◆ **REQUIRED TASK**: Each line that includes the word "right" counts once; give the total and nothing more.

_ _ _

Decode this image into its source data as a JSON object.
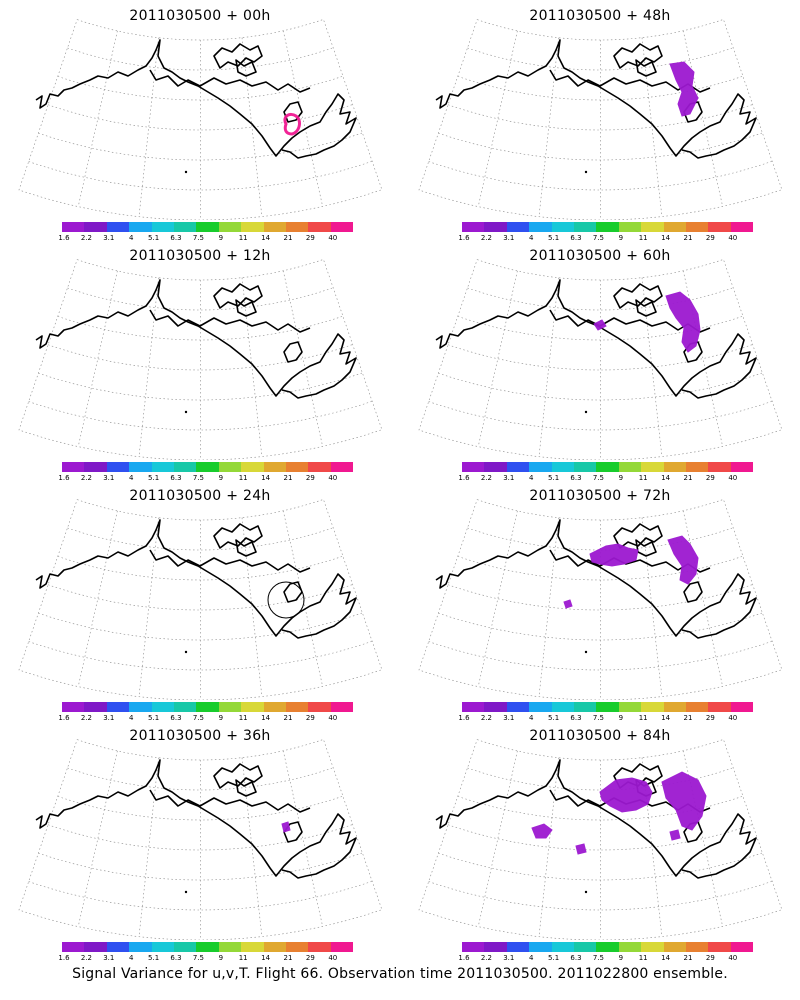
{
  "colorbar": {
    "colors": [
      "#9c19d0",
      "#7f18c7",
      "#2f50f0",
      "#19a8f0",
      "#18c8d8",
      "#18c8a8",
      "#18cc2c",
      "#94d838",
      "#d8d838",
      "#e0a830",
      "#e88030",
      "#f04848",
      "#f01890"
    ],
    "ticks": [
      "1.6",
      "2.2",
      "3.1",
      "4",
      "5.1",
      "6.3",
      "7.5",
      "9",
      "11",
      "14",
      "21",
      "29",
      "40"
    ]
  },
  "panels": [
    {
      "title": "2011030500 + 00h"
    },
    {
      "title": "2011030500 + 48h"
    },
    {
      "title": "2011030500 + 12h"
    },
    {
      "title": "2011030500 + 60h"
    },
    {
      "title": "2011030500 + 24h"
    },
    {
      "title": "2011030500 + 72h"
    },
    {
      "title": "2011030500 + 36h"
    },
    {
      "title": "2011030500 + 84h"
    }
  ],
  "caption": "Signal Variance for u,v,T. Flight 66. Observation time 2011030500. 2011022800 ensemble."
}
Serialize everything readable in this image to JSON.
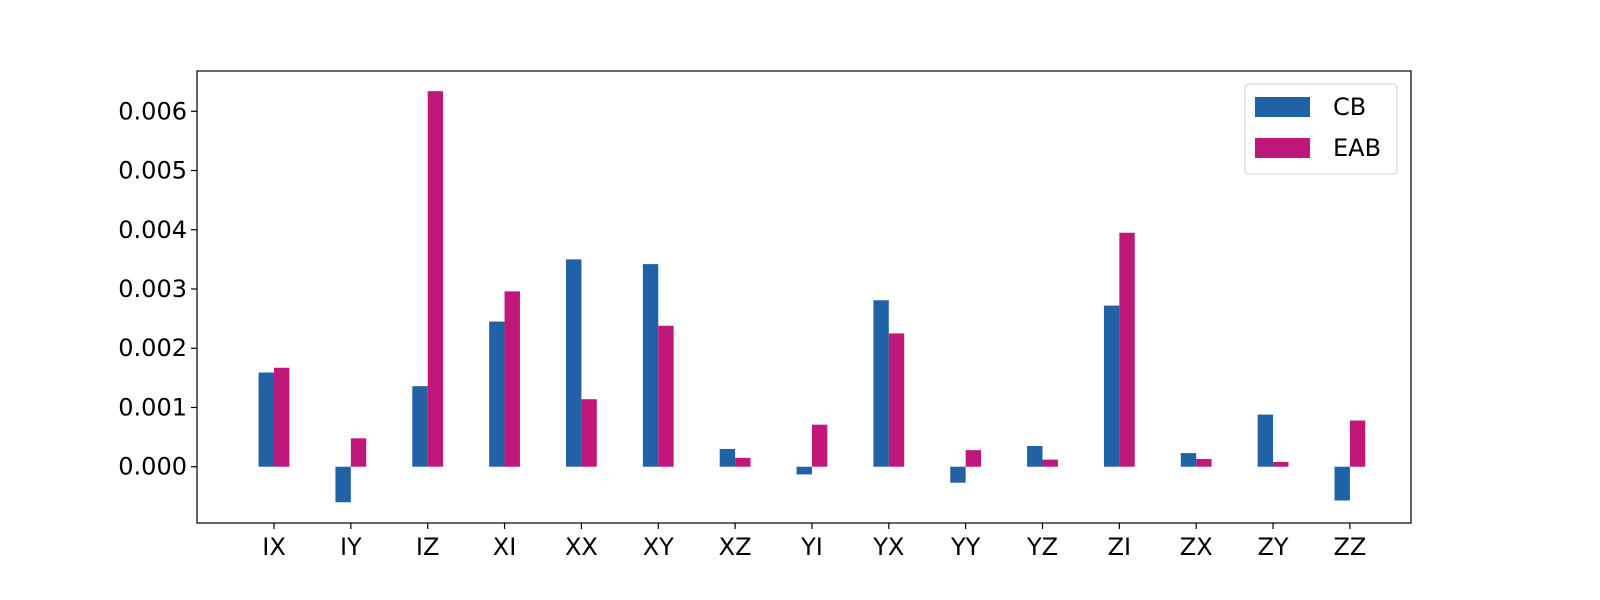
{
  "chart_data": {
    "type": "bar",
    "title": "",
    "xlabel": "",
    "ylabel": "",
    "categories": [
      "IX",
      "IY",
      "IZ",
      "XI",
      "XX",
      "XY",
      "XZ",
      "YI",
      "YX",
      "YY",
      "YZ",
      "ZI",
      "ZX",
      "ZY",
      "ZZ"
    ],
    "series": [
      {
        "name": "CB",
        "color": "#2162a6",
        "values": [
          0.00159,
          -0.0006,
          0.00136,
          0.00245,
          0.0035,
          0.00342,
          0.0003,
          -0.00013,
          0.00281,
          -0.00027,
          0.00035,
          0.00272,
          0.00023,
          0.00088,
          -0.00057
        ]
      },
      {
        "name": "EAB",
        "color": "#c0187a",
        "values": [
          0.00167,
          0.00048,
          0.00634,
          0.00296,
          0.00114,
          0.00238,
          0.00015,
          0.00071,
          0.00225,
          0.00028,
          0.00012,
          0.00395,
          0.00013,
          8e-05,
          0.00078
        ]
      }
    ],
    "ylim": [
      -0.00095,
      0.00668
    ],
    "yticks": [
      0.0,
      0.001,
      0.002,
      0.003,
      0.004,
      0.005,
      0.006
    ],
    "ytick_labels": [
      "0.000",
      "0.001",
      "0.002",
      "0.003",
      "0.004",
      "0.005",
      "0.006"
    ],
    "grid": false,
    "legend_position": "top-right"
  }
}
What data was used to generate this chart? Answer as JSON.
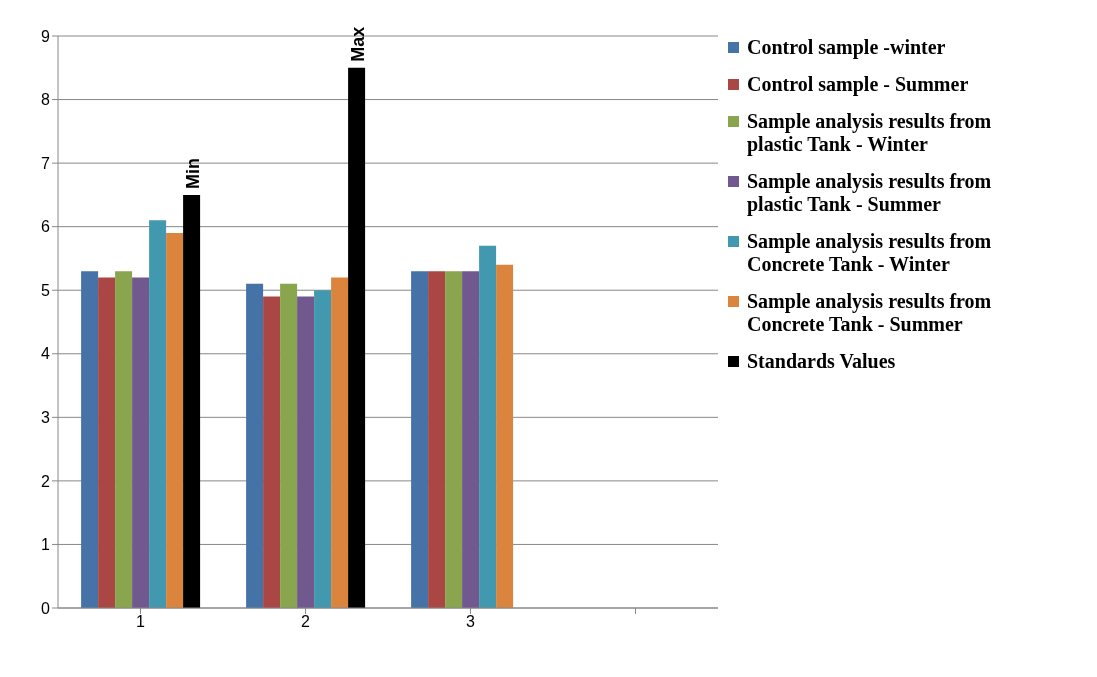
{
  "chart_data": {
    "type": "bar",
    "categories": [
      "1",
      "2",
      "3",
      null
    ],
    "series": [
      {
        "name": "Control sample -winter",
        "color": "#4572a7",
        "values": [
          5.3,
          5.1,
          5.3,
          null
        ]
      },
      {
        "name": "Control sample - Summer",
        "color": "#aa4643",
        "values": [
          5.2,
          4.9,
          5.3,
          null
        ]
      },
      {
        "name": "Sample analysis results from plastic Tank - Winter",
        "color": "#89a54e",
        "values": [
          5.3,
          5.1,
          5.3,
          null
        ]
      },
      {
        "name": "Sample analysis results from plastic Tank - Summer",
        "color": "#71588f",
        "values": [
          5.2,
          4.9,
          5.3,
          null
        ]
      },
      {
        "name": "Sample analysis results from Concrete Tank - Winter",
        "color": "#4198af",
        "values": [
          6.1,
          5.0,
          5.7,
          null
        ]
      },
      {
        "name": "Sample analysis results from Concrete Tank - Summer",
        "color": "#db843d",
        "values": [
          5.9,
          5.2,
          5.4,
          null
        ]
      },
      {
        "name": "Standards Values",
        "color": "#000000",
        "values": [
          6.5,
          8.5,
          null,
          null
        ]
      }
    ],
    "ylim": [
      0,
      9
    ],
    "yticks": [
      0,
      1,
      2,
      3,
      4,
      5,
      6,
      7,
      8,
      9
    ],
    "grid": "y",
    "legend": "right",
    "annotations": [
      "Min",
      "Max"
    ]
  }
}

_ _ _

◆ **RESULT FOR THIS TASK**: 2